**What you should do:**
From the records below, copy every line that contains the word "mean".

**Dataset records:**

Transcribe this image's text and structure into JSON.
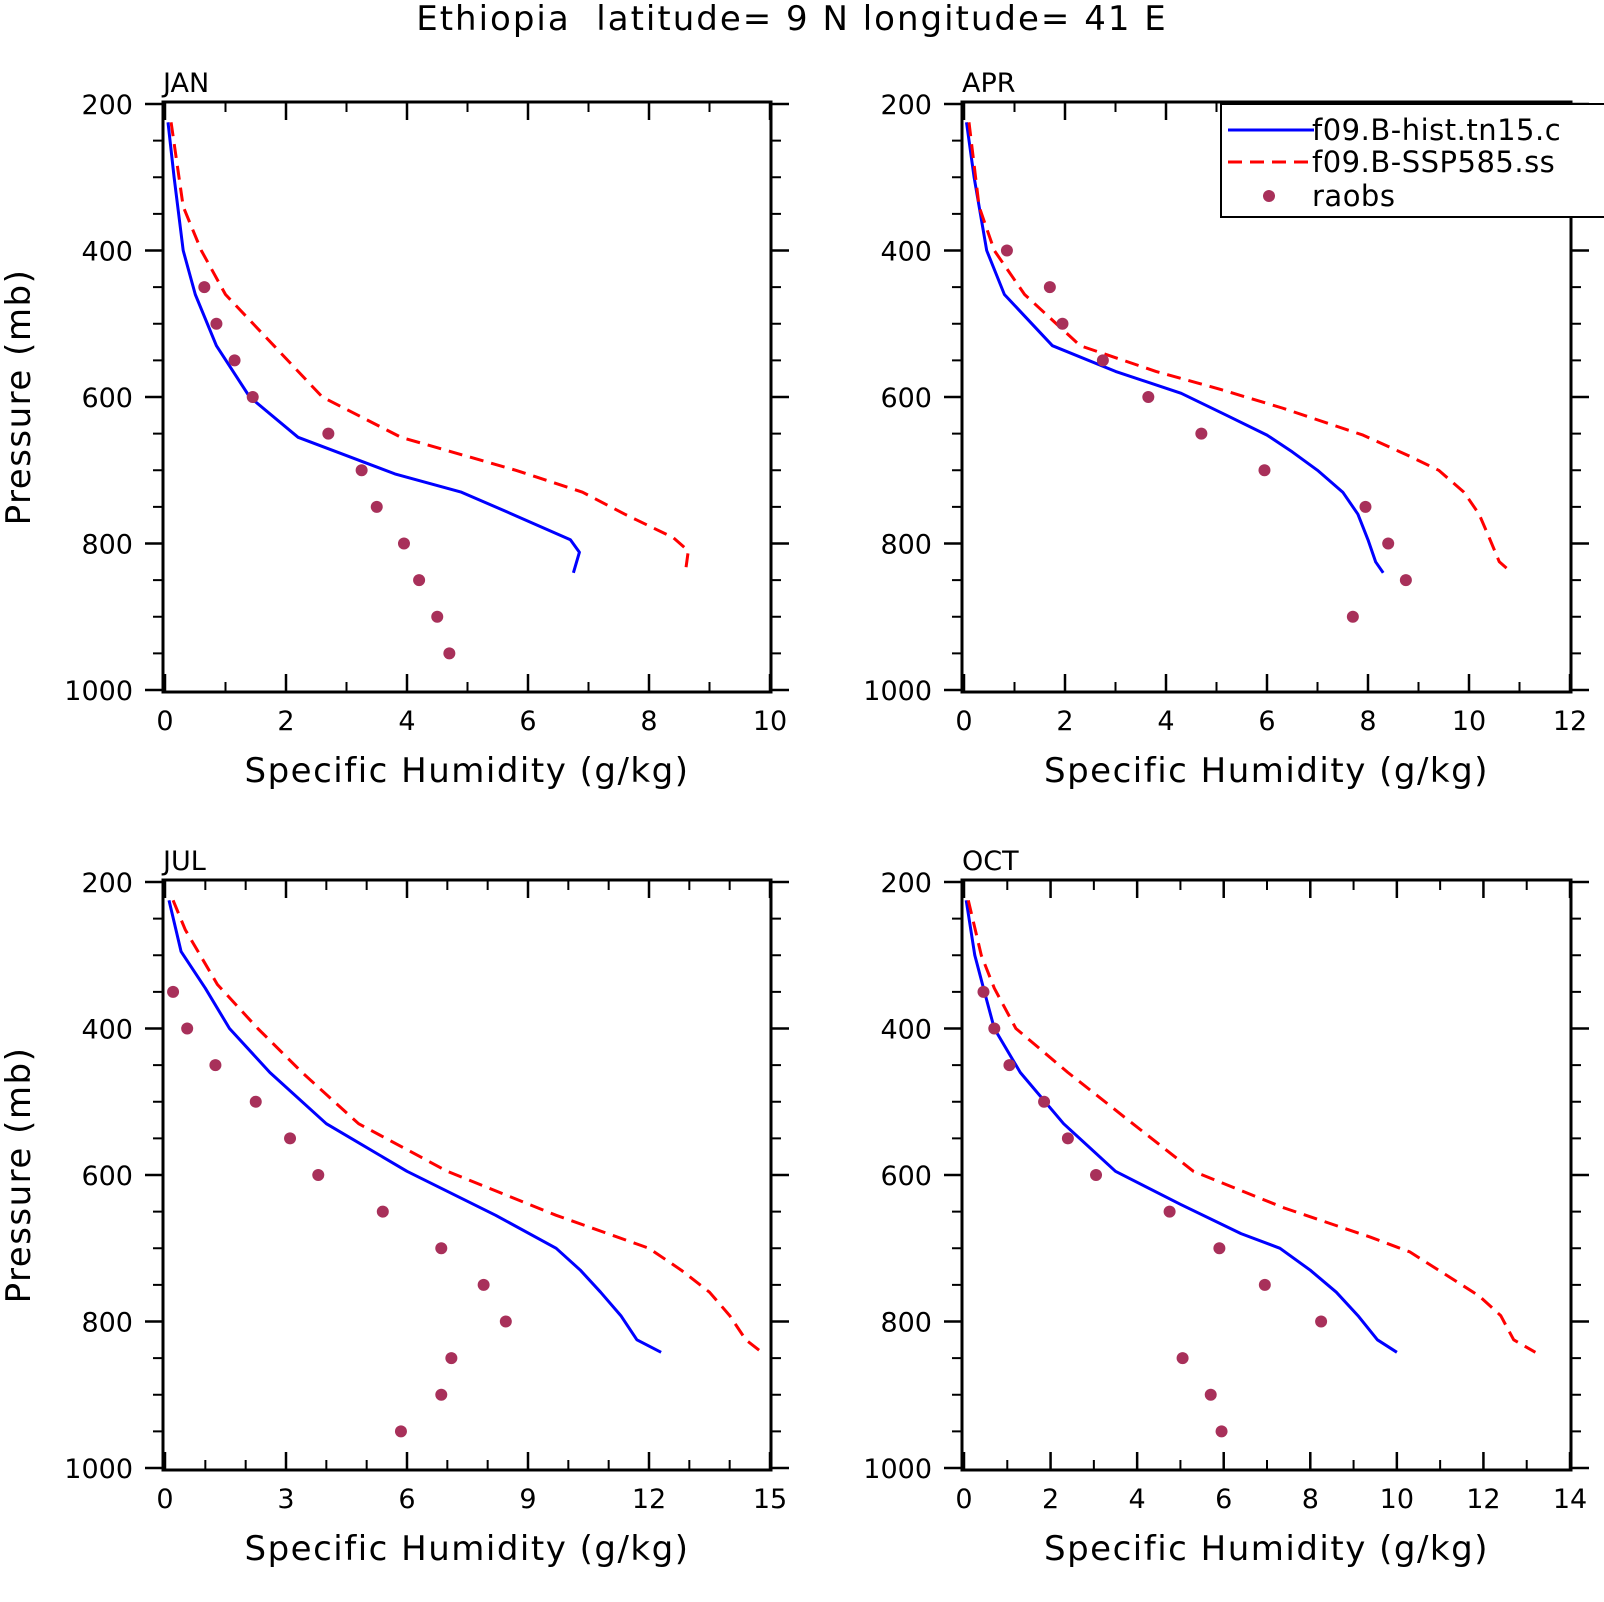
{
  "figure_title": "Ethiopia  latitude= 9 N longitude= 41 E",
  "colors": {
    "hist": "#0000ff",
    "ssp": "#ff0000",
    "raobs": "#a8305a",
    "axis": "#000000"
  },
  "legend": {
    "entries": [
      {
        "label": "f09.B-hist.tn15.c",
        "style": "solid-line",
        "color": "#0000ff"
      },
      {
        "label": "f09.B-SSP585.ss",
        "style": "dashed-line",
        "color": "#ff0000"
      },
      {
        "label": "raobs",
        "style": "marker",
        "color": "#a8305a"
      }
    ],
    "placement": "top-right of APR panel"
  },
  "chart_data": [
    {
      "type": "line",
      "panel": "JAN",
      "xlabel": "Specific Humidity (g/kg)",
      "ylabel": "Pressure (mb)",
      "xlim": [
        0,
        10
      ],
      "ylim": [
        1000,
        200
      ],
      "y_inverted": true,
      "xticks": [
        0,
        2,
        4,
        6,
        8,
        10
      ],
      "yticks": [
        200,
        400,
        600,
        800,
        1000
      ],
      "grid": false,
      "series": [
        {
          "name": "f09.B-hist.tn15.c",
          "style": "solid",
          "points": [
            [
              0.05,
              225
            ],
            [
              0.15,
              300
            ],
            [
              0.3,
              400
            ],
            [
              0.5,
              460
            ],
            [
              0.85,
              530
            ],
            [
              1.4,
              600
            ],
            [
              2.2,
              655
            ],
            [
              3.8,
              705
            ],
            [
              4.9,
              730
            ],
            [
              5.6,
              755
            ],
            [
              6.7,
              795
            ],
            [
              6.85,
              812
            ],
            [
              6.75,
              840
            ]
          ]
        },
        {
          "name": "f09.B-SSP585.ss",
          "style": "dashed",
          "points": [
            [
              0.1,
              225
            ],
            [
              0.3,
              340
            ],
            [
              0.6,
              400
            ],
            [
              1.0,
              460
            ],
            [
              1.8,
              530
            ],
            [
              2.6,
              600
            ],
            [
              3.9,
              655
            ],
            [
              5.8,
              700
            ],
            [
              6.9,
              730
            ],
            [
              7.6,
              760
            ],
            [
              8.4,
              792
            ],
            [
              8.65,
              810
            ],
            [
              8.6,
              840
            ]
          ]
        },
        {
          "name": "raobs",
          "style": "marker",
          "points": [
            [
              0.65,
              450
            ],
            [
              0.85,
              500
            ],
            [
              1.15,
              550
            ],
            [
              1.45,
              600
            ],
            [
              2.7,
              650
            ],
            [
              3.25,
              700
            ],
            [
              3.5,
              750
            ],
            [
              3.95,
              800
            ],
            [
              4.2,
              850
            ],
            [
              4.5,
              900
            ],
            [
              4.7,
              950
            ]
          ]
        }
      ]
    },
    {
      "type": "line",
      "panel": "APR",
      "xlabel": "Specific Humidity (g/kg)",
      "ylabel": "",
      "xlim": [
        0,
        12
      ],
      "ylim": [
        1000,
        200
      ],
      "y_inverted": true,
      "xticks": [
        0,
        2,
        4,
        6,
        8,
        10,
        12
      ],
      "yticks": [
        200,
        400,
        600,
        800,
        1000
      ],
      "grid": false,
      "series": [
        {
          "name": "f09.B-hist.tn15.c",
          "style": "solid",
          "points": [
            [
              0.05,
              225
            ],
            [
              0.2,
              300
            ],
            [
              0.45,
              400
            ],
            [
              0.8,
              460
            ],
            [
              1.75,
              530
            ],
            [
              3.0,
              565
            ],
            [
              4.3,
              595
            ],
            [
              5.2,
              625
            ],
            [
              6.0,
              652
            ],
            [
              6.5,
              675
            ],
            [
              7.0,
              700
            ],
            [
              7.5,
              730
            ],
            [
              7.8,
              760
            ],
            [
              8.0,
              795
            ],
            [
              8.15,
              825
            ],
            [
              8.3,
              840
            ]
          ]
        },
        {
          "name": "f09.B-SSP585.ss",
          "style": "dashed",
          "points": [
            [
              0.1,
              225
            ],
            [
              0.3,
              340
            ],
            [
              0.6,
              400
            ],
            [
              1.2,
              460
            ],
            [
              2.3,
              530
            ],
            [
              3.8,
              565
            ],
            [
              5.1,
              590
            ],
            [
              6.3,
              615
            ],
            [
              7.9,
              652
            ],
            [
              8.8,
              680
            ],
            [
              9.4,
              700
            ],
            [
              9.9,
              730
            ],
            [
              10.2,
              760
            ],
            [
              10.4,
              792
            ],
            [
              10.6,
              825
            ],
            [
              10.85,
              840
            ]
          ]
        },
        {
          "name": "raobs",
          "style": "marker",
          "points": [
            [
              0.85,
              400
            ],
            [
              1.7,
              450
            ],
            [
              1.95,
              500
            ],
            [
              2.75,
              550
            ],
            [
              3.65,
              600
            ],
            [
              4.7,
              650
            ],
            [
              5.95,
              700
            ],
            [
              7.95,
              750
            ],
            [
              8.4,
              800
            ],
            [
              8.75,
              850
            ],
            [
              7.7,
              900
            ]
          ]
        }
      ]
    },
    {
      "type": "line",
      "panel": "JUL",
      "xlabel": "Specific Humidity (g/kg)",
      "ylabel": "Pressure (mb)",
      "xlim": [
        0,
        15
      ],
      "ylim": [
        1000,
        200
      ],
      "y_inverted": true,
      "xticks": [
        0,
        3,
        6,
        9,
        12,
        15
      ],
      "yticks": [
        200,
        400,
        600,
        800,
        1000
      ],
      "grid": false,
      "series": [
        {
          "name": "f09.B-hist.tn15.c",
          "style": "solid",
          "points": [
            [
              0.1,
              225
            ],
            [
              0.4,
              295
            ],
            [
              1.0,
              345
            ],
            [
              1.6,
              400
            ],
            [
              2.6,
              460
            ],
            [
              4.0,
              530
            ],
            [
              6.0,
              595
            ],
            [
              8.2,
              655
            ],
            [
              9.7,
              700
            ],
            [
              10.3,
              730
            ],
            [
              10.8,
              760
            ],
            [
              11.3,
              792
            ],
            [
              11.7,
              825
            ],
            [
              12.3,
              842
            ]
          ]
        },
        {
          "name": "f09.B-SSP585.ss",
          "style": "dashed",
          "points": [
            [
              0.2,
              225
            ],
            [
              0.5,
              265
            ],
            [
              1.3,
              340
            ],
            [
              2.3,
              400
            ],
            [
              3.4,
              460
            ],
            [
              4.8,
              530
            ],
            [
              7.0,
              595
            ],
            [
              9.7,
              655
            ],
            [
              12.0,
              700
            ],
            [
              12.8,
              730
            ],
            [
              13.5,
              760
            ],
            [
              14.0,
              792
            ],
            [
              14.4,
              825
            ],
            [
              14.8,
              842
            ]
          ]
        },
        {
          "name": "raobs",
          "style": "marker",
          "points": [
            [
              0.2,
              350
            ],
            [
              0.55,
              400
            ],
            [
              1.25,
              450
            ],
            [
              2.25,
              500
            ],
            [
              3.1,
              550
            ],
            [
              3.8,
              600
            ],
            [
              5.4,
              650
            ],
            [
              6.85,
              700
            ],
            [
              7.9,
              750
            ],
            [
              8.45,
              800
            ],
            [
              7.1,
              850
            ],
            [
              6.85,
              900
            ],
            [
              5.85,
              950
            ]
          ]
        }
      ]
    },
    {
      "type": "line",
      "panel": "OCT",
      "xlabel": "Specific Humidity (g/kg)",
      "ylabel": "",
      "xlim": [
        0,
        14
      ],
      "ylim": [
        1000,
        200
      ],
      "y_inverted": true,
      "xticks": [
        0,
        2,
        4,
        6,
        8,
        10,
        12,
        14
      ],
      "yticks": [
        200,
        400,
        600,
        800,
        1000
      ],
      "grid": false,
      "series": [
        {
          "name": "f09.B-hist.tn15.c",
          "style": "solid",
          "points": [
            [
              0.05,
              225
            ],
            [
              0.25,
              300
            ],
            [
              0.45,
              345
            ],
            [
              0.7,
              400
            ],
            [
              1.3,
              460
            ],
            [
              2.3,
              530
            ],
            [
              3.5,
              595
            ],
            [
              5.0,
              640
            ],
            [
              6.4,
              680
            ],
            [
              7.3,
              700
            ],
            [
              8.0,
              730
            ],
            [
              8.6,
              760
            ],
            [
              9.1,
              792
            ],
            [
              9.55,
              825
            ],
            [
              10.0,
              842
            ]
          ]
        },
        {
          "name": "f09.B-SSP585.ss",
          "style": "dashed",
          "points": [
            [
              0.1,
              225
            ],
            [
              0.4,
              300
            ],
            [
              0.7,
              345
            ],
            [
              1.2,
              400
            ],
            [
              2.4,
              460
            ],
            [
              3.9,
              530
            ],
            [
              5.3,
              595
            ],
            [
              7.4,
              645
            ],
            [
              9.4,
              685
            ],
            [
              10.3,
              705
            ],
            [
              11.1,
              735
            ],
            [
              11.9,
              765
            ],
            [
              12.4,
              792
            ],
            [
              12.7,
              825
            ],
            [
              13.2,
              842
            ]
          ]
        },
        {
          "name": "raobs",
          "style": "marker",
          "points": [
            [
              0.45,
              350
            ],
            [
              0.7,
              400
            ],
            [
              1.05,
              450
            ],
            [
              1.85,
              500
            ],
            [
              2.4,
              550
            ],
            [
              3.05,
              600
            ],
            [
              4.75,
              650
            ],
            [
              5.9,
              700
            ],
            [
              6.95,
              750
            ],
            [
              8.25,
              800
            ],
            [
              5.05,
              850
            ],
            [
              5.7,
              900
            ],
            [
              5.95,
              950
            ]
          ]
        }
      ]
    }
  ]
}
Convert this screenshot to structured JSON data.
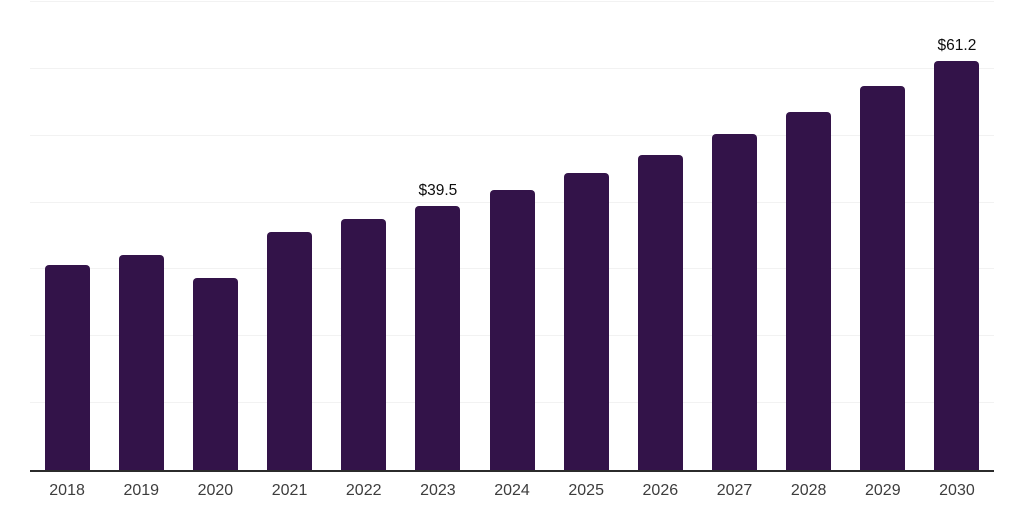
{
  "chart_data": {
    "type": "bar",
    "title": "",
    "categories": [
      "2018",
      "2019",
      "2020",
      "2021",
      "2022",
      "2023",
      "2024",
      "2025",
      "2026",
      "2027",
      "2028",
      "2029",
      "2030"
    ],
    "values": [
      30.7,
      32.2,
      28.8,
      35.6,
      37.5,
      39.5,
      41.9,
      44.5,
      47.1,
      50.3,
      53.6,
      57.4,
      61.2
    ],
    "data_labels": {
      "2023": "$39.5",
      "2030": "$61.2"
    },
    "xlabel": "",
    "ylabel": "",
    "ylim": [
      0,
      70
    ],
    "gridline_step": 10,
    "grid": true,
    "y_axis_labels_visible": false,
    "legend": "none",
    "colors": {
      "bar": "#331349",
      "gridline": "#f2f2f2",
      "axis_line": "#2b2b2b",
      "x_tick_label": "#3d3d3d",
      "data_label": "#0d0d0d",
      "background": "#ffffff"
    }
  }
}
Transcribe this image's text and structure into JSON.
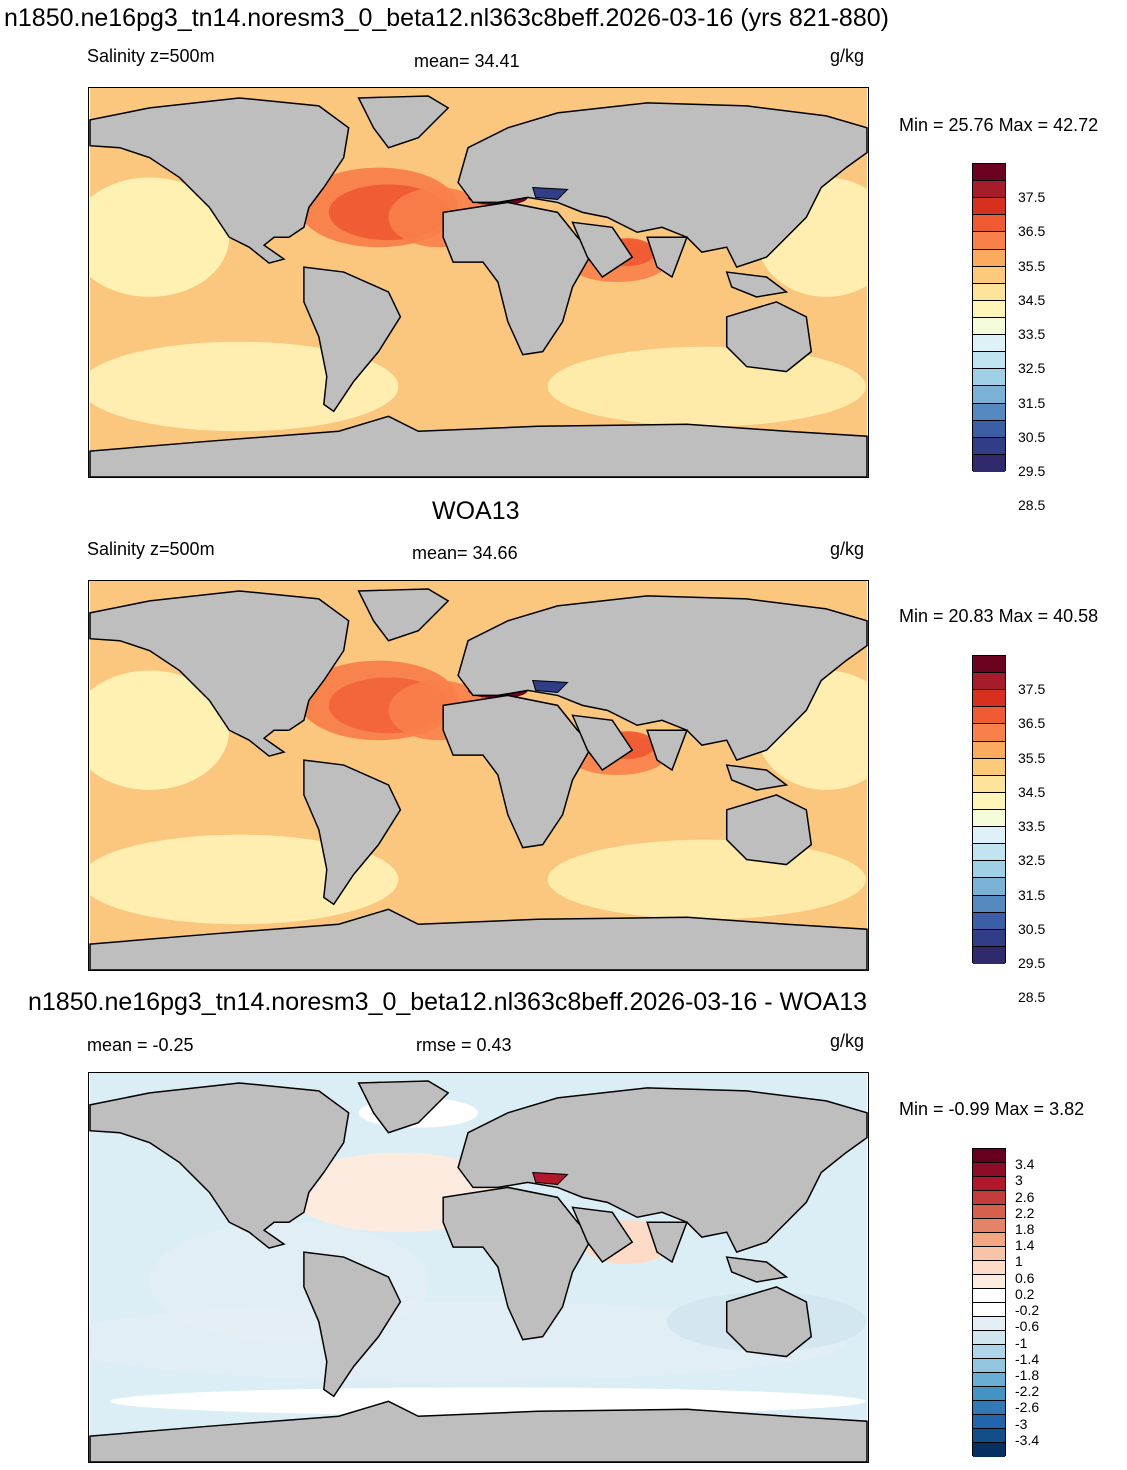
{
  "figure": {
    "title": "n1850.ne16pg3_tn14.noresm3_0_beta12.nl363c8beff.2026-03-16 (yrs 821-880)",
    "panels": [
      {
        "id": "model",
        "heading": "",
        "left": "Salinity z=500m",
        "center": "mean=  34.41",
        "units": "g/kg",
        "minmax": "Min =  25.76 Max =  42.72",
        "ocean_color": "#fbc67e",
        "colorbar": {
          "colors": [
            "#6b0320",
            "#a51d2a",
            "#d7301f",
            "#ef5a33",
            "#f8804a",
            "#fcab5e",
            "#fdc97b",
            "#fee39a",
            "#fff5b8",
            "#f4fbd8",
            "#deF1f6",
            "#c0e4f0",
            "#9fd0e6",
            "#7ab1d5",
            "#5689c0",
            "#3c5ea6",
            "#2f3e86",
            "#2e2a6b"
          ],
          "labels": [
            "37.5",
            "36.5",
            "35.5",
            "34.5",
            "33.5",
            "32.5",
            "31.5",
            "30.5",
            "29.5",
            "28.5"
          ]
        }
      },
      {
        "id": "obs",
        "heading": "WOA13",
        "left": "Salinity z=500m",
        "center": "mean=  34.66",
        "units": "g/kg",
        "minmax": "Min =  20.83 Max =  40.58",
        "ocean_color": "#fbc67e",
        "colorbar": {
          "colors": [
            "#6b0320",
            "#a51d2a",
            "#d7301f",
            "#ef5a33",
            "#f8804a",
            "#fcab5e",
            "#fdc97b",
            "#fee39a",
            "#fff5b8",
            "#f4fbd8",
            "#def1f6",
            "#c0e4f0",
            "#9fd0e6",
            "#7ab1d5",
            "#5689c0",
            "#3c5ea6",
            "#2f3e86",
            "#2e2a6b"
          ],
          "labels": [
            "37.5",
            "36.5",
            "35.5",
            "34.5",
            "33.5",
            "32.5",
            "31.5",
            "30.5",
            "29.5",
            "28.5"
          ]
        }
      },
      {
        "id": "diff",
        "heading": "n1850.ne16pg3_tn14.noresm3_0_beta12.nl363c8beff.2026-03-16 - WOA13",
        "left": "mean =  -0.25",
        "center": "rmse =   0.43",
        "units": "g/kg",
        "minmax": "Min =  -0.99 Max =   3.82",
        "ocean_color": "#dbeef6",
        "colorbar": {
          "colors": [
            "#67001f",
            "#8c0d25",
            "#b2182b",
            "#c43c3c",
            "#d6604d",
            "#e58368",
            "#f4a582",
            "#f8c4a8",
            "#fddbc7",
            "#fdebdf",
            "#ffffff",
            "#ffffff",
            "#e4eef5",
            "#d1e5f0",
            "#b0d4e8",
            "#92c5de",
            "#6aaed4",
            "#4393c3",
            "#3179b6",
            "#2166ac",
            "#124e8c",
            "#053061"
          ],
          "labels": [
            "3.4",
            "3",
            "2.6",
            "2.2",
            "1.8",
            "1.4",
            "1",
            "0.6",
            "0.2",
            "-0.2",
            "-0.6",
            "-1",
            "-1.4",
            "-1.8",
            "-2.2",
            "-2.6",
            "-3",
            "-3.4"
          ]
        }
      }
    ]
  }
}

**Written response:**
        "center": "mean=  34.41",
        "center": "mean=  34.66",
        "left": "mean =  -0.25",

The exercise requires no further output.